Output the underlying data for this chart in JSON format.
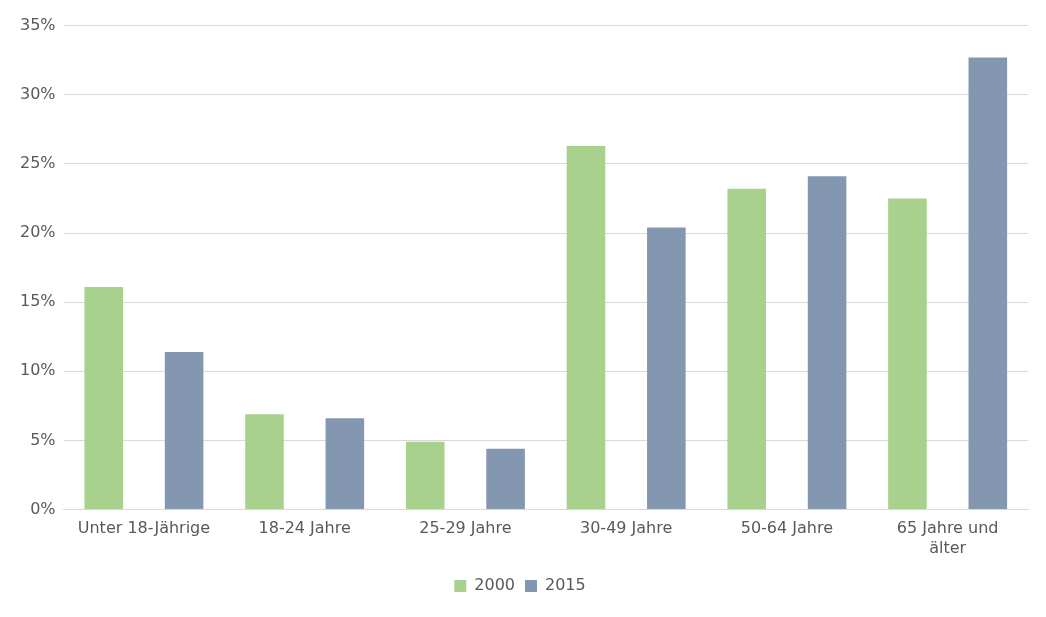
{
  "chart_data": {
    "type": "bar",
    "categories": [
      "Unter 18-Jährige",
      "18-24 Jahre",
      "25-29 Jahre",
      "30-49 Jahre",
      "50-64 Jahre",
      "65 Jahre und älter"
    ],
    "series": [
      {
        "name": "2000",
        "color": "#a9d18e",
        "values": [
          16.1,
          6.9,
          4.9,
          26.3,
          23.2,
          22.5
        ]
      },
      {
        "name": "2015",
        "color": "#8497b0",
        "values": [
          11.4,
          6.6,
          4.4,
          20.4,
          24.1,
          32.7
        ]
      }
    ],
    "ylim": [
      0,
      35
    ],
    "yticks": [
      {
        "value": 0,
        "label": "0%"
      },
      {
        "value": 5,
        "label": "5%"
      },
      {
        "value": 10,
        "label": "10%"
      },
      {
        "value": 15,
        "label": "15%"
      },
      {
        "value": 20,
        "label": "20%"
      },
      {
        "value": 25,
        "label": "25%"
      },
      {
        "value": 30,
        "label": "30%"
      },
      {
        "value": 35,
        "label": "35%"
      }
    ],
    "grid": "y",
    "legend": "bottom"
  }
}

▶ _Written problem_: Without the pictures, restate each entry exactly.

▶ _Exercise answer_:
Output the underlying data for this chart in JSON format.
{
  "chart_data": {
    "type": "bar",
    "categories": [
      "Unter 18-Jährige",
      "18-24 Jahre",
      "25-29 Jahre",
      "30-49 Jahre",
      "50-64 Jahre",
      "65 Jahre und älter"
    ],
    "series": [
      {
        "name": "2000",
        "color": "#a9d18e",
        "values": [
          16.1,
          6.9,
          4.9,
          26.3,
          23.2,
          22.5
        ]
      },
      {
        "name": "2015",
        "color": "#8497b0",
        "values": [
          11.4,
          6.6,
          4.4,
          20.4,
          24.1,
          32.7
        ]
      }
    ],
    "ylim": [
      0,
      35
    ],
    "yticks": [
      {
        "value": 0,
        "label": "0%"
      },
      {
        "value": 5,
        "label": "5%"
      },
      {
        "value": 10,
        "label": "10%"
      },
      {
        "value": 15,
        "label": "15%"
      },
      {
        "value": 20,
        "label": "20%"
      },
      {
        "value": 25,
        "label": "25%"
      },
      {
        "value": 30,
        "label": "30%"
      },
      {
        "value": 35,
        "label": "35%"
      }
    ],
    "grid": "y",
    "legend": "bottom"
  }
}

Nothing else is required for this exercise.